EXERCISE PROMPT: Report, as a bare number, how many lines contain the string "talet".
══ SUPPLIED DATA
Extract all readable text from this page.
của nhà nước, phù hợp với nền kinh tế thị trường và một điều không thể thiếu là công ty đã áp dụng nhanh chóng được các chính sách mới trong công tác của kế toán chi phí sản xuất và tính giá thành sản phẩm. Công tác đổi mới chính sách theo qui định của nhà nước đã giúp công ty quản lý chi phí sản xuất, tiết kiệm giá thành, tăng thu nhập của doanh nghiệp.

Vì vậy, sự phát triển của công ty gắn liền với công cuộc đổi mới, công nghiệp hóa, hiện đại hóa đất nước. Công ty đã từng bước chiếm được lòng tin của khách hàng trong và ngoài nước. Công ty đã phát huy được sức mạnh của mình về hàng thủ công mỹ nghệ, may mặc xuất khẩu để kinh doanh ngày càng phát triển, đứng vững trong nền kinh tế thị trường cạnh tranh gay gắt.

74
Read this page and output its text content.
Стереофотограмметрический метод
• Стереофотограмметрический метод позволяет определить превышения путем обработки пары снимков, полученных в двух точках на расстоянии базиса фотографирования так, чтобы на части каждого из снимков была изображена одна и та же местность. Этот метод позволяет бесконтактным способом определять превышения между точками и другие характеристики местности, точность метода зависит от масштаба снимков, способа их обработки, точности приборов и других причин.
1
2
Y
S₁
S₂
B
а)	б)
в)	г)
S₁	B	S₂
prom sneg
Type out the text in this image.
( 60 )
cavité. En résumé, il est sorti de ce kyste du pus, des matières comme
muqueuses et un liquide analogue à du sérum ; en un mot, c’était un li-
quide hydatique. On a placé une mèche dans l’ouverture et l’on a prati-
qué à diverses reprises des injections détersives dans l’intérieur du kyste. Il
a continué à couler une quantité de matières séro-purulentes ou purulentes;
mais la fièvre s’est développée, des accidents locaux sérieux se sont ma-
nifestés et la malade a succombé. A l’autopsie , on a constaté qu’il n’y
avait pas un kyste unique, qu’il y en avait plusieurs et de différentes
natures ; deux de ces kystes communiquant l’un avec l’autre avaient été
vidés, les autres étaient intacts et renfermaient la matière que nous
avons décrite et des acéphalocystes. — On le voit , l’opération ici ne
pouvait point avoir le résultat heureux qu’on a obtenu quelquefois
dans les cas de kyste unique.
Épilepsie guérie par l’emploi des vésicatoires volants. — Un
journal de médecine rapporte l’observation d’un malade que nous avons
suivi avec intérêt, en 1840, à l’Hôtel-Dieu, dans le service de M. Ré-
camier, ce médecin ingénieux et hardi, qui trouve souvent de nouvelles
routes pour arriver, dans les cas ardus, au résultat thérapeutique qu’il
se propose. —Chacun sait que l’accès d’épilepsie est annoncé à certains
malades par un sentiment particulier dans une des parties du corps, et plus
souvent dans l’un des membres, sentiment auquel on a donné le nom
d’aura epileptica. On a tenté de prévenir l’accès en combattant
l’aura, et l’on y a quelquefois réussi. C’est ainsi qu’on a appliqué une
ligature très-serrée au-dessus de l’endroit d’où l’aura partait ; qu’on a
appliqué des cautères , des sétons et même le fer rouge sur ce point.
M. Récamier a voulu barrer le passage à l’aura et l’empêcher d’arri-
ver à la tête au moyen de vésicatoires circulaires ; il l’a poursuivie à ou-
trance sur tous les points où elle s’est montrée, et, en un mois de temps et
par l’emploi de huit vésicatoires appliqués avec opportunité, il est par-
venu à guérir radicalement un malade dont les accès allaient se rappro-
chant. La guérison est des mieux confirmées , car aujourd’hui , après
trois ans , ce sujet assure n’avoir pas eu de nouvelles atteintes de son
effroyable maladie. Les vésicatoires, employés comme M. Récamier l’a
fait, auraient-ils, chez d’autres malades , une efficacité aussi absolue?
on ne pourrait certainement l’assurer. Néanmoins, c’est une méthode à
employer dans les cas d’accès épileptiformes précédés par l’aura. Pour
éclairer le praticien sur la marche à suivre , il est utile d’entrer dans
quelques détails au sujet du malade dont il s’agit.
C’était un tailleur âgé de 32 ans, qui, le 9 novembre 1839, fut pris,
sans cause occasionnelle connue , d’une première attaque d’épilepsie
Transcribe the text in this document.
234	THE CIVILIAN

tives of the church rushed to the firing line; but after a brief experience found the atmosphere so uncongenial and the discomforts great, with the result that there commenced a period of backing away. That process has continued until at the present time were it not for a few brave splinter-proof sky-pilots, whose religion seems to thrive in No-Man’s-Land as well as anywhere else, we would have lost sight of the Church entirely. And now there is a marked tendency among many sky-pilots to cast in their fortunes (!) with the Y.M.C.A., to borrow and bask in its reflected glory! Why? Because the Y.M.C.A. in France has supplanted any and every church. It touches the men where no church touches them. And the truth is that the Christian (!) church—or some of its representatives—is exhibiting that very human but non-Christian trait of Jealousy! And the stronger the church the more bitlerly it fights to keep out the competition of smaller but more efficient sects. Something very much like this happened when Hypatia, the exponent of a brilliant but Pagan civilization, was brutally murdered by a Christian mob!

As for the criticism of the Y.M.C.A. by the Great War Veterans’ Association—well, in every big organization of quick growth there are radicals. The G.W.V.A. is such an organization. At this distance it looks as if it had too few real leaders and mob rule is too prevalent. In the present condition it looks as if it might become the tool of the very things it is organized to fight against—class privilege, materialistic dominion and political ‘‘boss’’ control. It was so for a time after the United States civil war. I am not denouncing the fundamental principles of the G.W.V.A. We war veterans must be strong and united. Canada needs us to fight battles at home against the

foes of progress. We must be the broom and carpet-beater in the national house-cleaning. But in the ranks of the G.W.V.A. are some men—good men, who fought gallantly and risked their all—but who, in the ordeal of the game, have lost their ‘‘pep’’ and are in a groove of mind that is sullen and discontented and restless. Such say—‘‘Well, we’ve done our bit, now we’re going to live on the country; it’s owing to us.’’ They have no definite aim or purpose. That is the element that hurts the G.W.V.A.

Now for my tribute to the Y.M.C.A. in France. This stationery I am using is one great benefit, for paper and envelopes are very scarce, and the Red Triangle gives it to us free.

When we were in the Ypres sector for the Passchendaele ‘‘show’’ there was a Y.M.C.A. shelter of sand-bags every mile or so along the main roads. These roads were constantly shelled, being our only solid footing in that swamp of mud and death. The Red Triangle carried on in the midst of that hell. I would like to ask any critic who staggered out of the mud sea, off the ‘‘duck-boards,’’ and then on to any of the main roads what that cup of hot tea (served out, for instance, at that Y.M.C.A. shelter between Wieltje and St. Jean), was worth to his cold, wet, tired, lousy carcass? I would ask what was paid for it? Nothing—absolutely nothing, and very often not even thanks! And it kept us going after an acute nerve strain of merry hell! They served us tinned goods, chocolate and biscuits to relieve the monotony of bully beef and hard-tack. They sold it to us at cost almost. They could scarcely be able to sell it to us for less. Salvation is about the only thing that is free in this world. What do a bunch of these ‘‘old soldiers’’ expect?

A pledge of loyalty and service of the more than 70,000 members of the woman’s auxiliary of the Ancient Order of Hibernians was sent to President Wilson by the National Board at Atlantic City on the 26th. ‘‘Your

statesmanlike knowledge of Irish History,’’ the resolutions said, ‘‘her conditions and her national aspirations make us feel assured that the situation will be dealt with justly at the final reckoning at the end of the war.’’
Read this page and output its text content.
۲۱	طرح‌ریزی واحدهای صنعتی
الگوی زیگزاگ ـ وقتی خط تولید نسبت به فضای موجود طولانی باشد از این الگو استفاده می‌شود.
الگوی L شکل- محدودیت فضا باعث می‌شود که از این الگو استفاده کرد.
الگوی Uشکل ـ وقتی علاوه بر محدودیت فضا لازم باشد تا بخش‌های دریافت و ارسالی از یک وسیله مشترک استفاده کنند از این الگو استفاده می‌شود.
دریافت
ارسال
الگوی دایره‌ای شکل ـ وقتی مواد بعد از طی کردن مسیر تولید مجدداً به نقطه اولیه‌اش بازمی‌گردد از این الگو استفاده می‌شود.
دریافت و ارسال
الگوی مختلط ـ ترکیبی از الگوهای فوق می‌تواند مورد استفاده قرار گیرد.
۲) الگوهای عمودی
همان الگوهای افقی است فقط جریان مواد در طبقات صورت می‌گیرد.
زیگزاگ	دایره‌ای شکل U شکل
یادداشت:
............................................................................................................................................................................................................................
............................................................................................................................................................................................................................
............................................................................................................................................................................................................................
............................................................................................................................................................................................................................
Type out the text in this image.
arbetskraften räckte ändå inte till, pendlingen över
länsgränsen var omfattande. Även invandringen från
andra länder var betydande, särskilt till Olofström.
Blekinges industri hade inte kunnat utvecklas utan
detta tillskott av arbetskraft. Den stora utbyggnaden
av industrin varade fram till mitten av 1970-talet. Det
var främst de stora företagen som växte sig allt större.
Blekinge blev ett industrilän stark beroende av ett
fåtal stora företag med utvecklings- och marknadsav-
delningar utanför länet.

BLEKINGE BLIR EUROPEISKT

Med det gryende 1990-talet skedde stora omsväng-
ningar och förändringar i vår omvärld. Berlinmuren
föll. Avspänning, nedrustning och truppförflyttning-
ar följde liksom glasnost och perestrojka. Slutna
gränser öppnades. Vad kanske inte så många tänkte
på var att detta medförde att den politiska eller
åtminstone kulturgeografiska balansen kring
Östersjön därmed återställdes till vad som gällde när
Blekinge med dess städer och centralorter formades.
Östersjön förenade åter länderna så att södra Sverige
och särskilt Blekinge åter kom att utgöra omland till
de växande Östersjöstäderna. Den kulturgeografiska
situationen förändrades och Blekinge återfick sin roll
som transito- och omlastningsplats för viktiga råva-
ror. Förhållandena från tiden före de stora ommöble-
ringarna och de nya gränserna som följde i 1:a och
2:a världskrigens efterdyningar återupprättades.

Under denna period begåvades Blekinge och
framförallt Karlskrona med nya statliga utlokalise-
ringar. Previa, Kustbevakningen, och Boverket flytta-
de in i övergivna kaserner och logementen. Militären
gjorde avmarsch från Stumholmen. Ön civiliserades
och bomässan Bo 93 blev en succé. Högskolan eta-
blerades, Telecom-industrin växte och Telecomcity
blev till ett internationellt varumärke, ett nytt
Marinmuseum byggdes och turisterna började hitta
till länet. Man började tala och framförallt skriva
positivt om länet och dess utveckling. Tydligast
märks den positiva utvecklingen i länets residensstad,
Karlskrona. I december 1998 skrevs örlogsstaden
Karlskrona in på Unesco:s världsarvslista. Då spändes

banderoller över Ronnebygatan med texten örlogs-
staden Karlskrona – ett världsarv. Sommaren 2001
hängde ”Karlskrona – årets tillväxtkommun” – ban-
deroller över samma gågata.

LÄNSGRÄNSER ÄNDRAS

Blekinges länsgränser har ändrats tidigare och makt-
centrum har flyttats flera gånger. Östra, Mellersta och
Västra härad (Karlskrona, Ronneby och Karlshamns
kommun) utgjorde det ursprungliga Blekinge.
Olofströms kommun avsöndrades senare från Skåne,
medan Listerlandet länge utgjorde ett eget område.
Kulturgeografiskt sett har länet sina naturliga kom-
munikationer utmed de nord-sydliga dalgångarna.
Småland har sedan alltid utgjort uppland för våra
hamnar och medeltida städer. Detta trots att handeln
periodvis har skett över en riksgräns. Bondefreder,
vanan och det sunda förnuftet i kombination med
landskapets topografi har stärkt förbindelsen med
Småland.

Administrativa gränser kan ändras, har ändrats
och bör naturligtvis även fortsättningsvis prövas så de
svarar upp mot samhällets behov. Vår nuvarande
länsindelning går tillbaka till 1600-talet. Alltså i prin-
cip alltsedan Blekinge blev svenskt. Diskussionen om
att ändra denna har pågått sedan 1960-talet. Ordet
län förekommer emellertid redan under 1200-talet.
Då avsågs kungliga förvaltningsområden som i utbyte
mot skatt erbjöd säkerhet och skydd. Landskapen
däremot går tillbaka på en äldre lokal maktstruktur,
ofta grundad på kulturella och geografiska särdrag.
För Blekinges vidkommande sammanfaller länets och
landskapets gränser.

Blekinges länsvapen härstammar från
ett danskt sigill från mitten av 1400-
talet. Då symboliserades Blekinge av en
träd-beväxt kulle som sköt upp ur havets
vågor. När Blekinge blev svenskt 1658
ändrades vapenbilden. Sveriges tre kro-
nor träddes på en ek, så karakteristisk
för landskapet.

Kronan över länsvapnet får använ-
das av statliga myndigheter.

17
════
REPLY TO THE TASK: 6